» **Texto proporcionado**
++++++++++++++++++++
João Morais, mi abuelo

De todas las personas que he conocido más de cerca, el viejo Juan Morais, mi abuelo, parece haber sido el único hombre que ha vivido ochenta y tantos años de alegría a tiempo integral.

Era algo así como si tuviese un carné permanente firmado en una empresa de la felicidad, con todos sus derechos, menos el de ponerse triste y dejar de ser alegre.

Era, y no tengo duda alguna de ello, como un Papá Noel el año entero , distribuyendo regalos de fraternidad a todas las criaturas.

Hacía él, de la convivencia de todos los días un panel armonioso y de rica sabiduría.

Lo conocí desde mis primeros años, en su hacienda cerca de Salinas, en la casa sede que estaba rodeada de una finca y un jardín entre el "Riberón" de aguas cristalinas y el camino real, donde nadie tenía derecho a pasar sin una visita aunque fuese unos minuticos.

Allí cada visitante era recebido placerosamente y después de los saludos habituales, llevado a lavarse el polvo del camino del rostro, a tomar un café com leche y biscochos de yuca y participar de una animada charla.
++++++++++++++++++++
» **Consigna de trabajo**
Cita literalmente el texto sobre el abuelo João Morais desde las palabras "De todas las" hasta las palabras "fuese unos minuticos.", ambas incluidas. No es necesario consultar las líneas para trabajar con este texto.

Fragmentos de un conjunto de datos:
++++++++++++++++++++
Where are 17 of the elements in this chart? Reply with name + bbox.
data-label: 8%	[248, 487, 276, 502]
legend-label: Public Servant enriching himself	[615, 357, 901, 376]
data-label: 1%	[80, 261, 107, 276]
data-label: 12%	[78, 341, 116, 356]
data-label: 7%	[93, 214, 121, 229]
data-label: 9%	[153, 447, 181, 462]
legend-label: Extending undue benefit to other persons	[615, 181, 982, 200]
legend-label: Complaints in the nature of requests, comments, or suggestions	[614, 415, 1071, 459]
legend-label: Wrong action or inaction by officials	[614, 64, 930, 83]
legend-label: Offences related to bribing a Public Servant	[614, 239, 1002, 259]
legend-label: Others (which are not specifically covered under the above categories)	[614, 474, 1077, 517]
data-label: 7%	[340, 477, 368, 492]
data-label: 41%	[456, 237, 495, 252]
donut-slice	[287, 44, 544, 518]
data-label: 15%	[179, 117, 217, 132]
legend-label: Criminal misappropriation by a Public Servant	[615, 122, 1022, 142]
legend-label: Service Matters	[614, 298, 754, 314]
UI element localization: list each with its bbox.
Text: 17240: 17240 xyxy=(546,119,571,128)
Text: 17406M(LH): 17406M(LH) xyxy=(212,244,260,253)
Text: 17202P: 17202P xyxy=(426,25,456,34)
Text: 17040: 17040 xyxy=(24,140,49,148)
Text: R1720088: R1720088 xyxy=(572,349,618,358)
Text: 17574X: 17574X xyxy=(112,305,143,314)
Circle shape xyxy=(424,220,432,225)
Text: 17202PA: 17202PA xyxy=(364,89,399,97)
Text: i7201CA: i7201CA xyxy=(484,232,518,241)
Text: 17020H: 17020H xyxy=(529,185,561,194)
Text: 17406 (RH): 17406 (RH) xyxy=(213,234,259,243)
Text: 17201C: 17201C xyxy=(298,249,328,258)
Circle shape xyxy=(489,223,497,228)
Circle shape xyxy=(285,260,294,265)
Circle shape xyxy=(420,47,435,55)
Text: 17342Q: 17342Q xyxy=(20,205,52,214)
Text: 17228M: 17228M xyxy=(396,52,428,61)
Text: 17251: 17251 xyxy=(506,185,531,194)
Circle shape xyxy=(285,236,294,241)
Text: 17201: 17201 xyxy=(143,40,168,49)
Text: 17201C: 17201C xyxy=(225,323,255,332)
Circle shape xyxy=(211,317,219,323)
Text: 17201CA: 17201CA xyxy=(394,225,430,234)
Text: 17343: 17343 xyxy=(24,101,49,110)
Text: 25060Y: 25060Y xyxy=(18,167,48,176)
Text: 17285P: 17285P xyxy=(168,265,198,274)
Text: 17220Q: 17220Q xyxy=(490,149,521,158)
++++++++++++++++++++
» **Respuesta del ejercicio**
De todas las personas que he conocido más de cerca, el viejo Juan Morais, mi abuelo, parece haber sido el único hombre que ha vivido ochenta y tantos años de alegría a tiempo integral.

Era algo así como si tuviese un carné permanente firmado en una empresa de la felicidad, con todos sus derechos, menos el de ponerse triste y dejar de ser alegre.

Era, y no tengo duda alguna de ello, como un Papá Noel el año entero , distribuyendo regalos de fraternidad a todas las criaturas.

Hacía él, de la convivencia de todos los días un panel armonioso y de rica sabiduría.

Lo conocí desde mis primeros años, en su hacienda cerca de Salinas, en la casa sede que estaba rodeada de una finca y un jardín entre el "Riberón" de aguas cristalinas y el camino real, donde nadie tenía derecho a pasar sin una visita aunque fuese unos minuticos.